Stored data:

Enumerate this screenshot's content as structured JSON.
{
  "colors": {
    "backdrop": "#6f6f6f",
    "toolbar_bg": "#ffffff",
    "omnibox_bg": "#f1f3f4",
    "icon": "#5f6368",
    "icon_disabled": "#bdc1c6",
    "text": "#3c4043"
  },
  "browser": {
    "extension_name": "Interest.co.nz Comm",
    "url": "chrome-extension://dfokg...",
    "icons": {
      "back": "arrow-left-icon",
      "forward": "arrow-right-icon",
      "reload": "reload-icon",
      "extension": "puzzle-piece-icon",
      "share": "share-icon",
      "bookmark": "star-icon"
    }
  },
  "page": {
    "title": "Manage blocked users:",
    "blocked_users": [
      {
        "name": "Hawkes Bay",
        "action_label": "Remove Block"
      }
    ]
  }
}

## YOUR INSTRUCTIONS:
Quote all of the entries verbatim.

## TASK SOLUTION:
Enumerate this screenshot's content as structured JSON.
{
  "colors": {
    "backdrop": "#6f6f6f",
    "toolbar_bg": "#ffffff",
    "omnibox_bg": "#f1f3f4",
    "icon": "#5f6368",
    "icon_disabled": "#bdc1c6",
    "text": "#3c4043"
  },
  "browser": {
    "extension_name": "Interest.co.nz Comm",
    "url": "chrome-extension://dfokg...",
    "icons": {
      "back": "arrow-left-icon",
      "forward": "arrow-right-icon",
      "reload": "reload-icon",
      "extension": "puzzle-piece-icon",
      "share": "share-icon",
      "bookmark": "star-icon"
    }
  },
  "page": {
    "title": "Manage blocked users:",
    "blocked_users": [
      {
        "name": "Hawkes Bay",
        "action_label": "Remove Block"
      }
    ]
  }
}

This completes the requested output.